> **List of tasks**
1. Can you rewrite the passage of the model complexity text that starts with "Validation set approaches are" and goes on through "model complexity control.", with "calibration data" changed to "training data"?
2. Could you retype the rows from the line with "menu-3d[interactable]: 3D(D) [306, 4, 333, 14]" through the line with "ruler-number: 1 [155, 61, 161, 70]", including both of those lines, with every character unchanged?

Validation set approaches are a standard procedure in hydrological model development. Among a set of competing models, the model is preferred that performs best on data unseen during model parameter estimation. The fact that model performance is evaluated on a validation set promotes models that are general, i.e. models that have captured the essential workings of the natural system they represent, and demotes models overfitted to the calibration data, which are likely to be models with unnecessarily high descriptive complexity. It is therefore an implicit form of model complexity control.

In summary, both Occam's razor and the AIT-based extension argued for by Weijs and Ruddell (2020) are designed with a focus on inference, i.e. on distilling small and universal laws from experimental data, while the focus of validation set approaches is mainly on performance. In neither of them is the model's effort of actually making its predictions directly considered. This effort, however, can be an important quality of a model in settings where computing resources are limited. In earth science modelling, this is the rule rather than the exception for the following reasons: (i) scales of earth systems cannot be separated easily and in some cases not at all, so even for local questions it may be necessary to simulate large systems at a level of great spatio-temporal detail; (ii) calibration of model parameters from data needs many repeated model runs for parameter identification; (iii) models used in optimal decision making require repeated use to identify the optimal alternative. The efficiency at which models generate their output is the subject of the discipline of analysis of algorithms (AOA). In AOA, it is referred to as computational complexity and can be measured in terms of two finite resources that are needed for computation: time and/or space. Time complexity relates to the time a computer needs to arrive at the result. Time complexity can be measured in terms of clock cycles or number of floating point operations, and often it is the scaling with the input size that is of interest. Space complexity relates to the memory used, i.e. the maximum number of binary transistor states needed during the execution of the program. As for descriptive complexity, the reads of this memory can be interpreted as answers to yes/no questions and can be measured in bit.

> **Dataset records**
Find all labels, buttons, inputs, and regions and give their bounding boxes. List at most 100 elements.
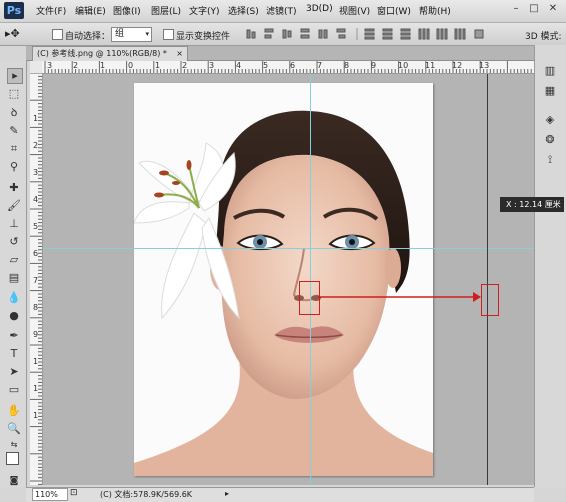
menu-3d[interactable]: 3D(D) [306, 4, 333, 14]
eraser-tool-icon[interactable]: ▱ [7, 253, 21, 267]
menu-select[interactable]: 选择(S) [228, 4, 259, 17]
3d-mode-label: 3D 模式: [525, 32, 562, 42]
show-transform-checkbox[interactable] [163, 29, 174, 40]
menu-window[interactable]: 窗口(W) [377, 4, 411, 17]
minimize-button[interactable]: – [509, 3, 523, 15]
quick-mask-icon[interactable]: ◙ [7, 474, 21, 488]
close-window-button[interactable]: ✕ [546, 3, 560, 15]
zoom-tool-icon[interactable]: 🔍 [7, 422, 21, 436]
ruler-number: 7 [33, 276, 39, 285]
guide-position-tooltip: X : 12.14 厘米 [500, 197, 564, 212]
ruler-number: 5 [33, 222, 39, 231]
ruler-number: 6 [33, 249, 39, 258]
horizontal-guide[interactable] [43, 248, 534, 249]
document-tab-title: (C) 参考线.png @ 110%(RGB/8) * [37, 49, 167, 58]
ruler-number: 1 [33, 357, 39, 366]
ruler-number: 2 [73, 61, 79, 70]
menu-bar: Ps 文件(F) 编辑(E) 图像(I) 图层(L) 文字(Y) 选择(S) 滤… [0, 0, 566, 23]
crop-tool-icon[interactable]: ⌗ [7, 142, 21, 156]
auto-select-checkbox[interactable] [52, 29, 63, 40]
vertical-guide[interactable] [310, 74, 311, 485]
ruler-number: 3 [47, 61, 53, 70]
layers-panel-icon[interactable]: ◈ [543, 113, 557, 127]
path-selection-tool-icon[interactable]: ➤ [7, 365, 21, 379]
menu-layer[interactable]: 图层(L) [151, 4, 181, 17]
document-image[interactable] [134, 83, 433, 476]
ruler-number: 1 [33, 384, 39, 393]
ruler-number: 2 [182, 61, 188, 70]
ruler-number: 4 [236, 61, 242, 70]
quick-select-tool-icon[interactable]: ✎ [7, 124, 21, 138]
ruler-number: 9 [33, 330, 39, 339]
ruler-number: 10 [398, 61, 409, 70]
ruler-number: 8 [344, 61, 350, 70]
ruler-number: 1 [155, 61, 161, 70]
marquee-tool-icon[interactable]: ⬚ [7, 87, 21, 101]
pen-tool-icon[interactable]: ✒ [7, 329, 21, 343]
chevron-down-icon: ▾ [145, 30, 149, 38]
menu-help[interactable]: 帮助(H) [419, 4, 451, 17]
document-tab[interactable]: (C) 参考线.png @ 110%(RGB/8) * × [32, 46, 188, 61]
photoshop-logo: Ps [4, 2, 24, 19]
dodge-tool-icon[interactable]: ● [7, 309, 21, 323]
blur-tool-icon[interactable]: 💧 [7, 291, 21, 305]
hand-tool-icon[interactable]: ✋ [7, 404, 21, 418]
swap-colors-icon[interactable]: ⇆ [7, 438, 21, 452]
options-bar: ▸✥ 自动选择： 组 ▾ 显示变换控件 3D 模式: [0, 23, 566, 46]
ruler-number: 7 [317, 61, 323, 70]
brush-tool-icon[interactable]: 🖌 [7, 199, 21, 213]
ruler-number: 0 [128, 61, 134, 70]
move-tool-icon[interactable]: ▸ [7, 68, 23, 84]
ruler-number: 8 [33, 303, 39, 312]
move-tool-preset-icon[interactable]: ▸✥ [5, 27, 20, 40]
menu-type[interactable]: 文字(Y) [189, 4, 220, 17]
ruler-number: 9 [371, 61, 377, 70]
show-transform-label: 显示变换控件 [176, 32, 231, 42]
portrait-illustration [134, 110, 433, 476]
ruler-number: 11 [425, 61, 436, 70]
ruler-number: 1 [33, 114, 39, 123]
maximize-button[interactable]: □ [527, 3, 541, 15]
menu-file[interactable]: 文件(F) [36, 4, 66, 17]
ruler-number: 6 [290, 61, 296, 70]
gradient-tool-icon[interactable]: ▤ [7, 271, 21, 285]
history-brush-tool-icon[interactable]: ↺ [7, 235, 21, 249]
type-tool-icon[interactable]: T [7, 347, 21, 361]
ruler-number: 2 [33, 141, 39, 150]
histogram-panel-icon[interactable]: ▥ [543, 64, 557, 78]
dropdown-value: 组 [115, 29, 125, 39]
close-tab-icon[interactable]: × [176, 47, 183, 60]
nose-highlight-box [299, 281, 320, 315]
menu-edit[interactable]: 编辑(E) [75, 4, 106, 17]
ruler-number: 1 [100, 61, 106, 70]
dragging-guide[interactable] [487, 74, 488, 485]
guide-highlight-box [481, 284, 499, 316]
foreground-color-swatch[interactable] [6, 452, 19, 465]
ruler-number: 12 [452, 61, 463, 70]
menu-filter[interactable]: 滤镜(T) [266, 4, 297, 17]
annotation-arrow [318, 292, 481, 302]
right-panel-dock [534, 45, 566, 487]
ruler-number: 13 [479, 61, 490, 70]
document-size-info: (C) 文档:578.9K/569.6K [100, 490, 193, 499]
status-arrow-icon[interactable]: ▸ [225, 489, 229, 498]
auto-select-label: 自动选择： [65, 32, 111, 42]
ruler-number: 1 [33, 411, 39, 420]
shape-tool-icon[interactable]: ▭ [7, 383, 21, 397]
ruler-number: 5 [263, 61, 269, 70]
channels-panel-icon[interactable]: ❂ [543, 133, 557, 147]
paths-panel-icon[interactable]: ⟟ [543, 153, 557, 167]
align-distribute-icons[interactable] [245, 28, 495, 40]
ruler-number: 3 [33, 168, 39, 177]
healing-brush-tool-icon[interactable]: ✚ [7, 181, 21, 195]
eyedropper-tool-icon[interactable]: ⚲ [7, 160, 21, 174]
auto-select-target-dropdown[interactable]: 组 ▾ [111, 27, 152, 42]
ruler-number: 3 [209, 61, 215, 70]
zoom-level-field[interactable]: 110% [32, 488, 68, 501]
menu-image[interactable]: 图像(I) [113, 4, 141, 17]
status-menu-icon[interactable]: ⊡ [70, 488, 78, 498]
menu-view[interactable]: 视图(V) [339, 4, 370, 17]
lasso-tool-icon[interactable]: ꝺ [7, 106, 21, 120]
clone-stamp-tool-icon[interactable]: ⊥ [7, 217, 21, 231]
info-panel-icon[interactable]: ▦ [543, 84, 557, 98]
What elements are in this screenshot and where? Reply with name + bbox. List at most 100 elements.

> **Task-by-task solutions**
1.
Validation set approaches are a standard procedure in hydrological model development. Among a set of competing models, the model is preferred that performs best on data unseen during model parameter estimation. The fact that model performance is evaluated on a validation set promotes models that are general, i.e. models that have captured the essential workings of the natural system they represent, and demotes models overfitted to the training data, which are likely to be models with unnecessarily high descriptive complexity. It is therefore an implicit form of model complexity control.

2.
menu-3d[interactable]: 3D(D) [306, 4, 333, 14]
eraser-tool-icon[interactable]: ▱ [7, 253, 21, 267]
menu-select[interactable]: 选择(S) [228, 4, 259, 17]
3d-mode-label: 3D 模式: [525, 32, 562, 42]
show-transform-checkbox[interactable] [163, 29, 174, 40]
menu-window[interactable]: 窗口(W) [377, 4, 411, 17]
minimize-button[interactable]: – [509, 3, 523, 15]
quick-mask-icon[interactable]: ◙ [7, 474, 21, 488]
close-window-button[interactable]: ✕ [546, 3, 560, 15]
zoom-tool-icon[interactable]: 🔍 [7, 422, 21, 436]
ruler-number: 7 [33, 276, 39, 285]
guide-position-tooltip: X : 12.14 厘米 [500, 197, 564, 212]
ruler-number: 5 [33, 222, 39, 231]
ruler-number: 6 [33, 249, 39, 258]
horizontal-guide[interactable] [43, 248, 534, 249]
document-tab-title: (C) 参考线.png @ 110%(RGB/8) * [37, 49, 167, 58]
ruler-number: 1 [33, 357, 39, 366]
ruler-number: 2 [73, 61, 79, 70]
menu-bar: Ps 文件(F) 编辑(E) 图像(I) 图层(L) 文字(Y) 选择(S) 滤… [0, 0, 566, 23]
crop-tool-icon[interactable]: ⌗ [7, 142, 21, 156]
auto-select-checkbox[interactable] [52, 29, 63, 40]
vertical-guide[interactable] [310, 74, 311, 485]
ruler-number: 3 [47, 61, 53, 70]
layers-panel-icon[interactable]: ◈ [543, 113, 557, 127]
path-selection-tool-icon[interactable]: ➤ [7, 365, 21, 379]
menu-layer[interactable]: 图层(L) [151, 4, 181, 17]
document-image[interactable] [134, 83, 433, 476]
ruler-number: 1 [33, 384, 39, 393]
ruler-number: 2 [182, 61, 188, 70]
ruler-number: 4 [236, 61, 242, 70]
quick-select-tool-icon[interactable]: ✎ [7, 124, 21, 138]
ruler-number: 9 [33, 330, 39, 339]
ruler-number: 10 [398, 61, 409, 70]
ruler-number: 8 [344, 61, 350, 70]
ruler-number: 1 [155, 61, 161, 70]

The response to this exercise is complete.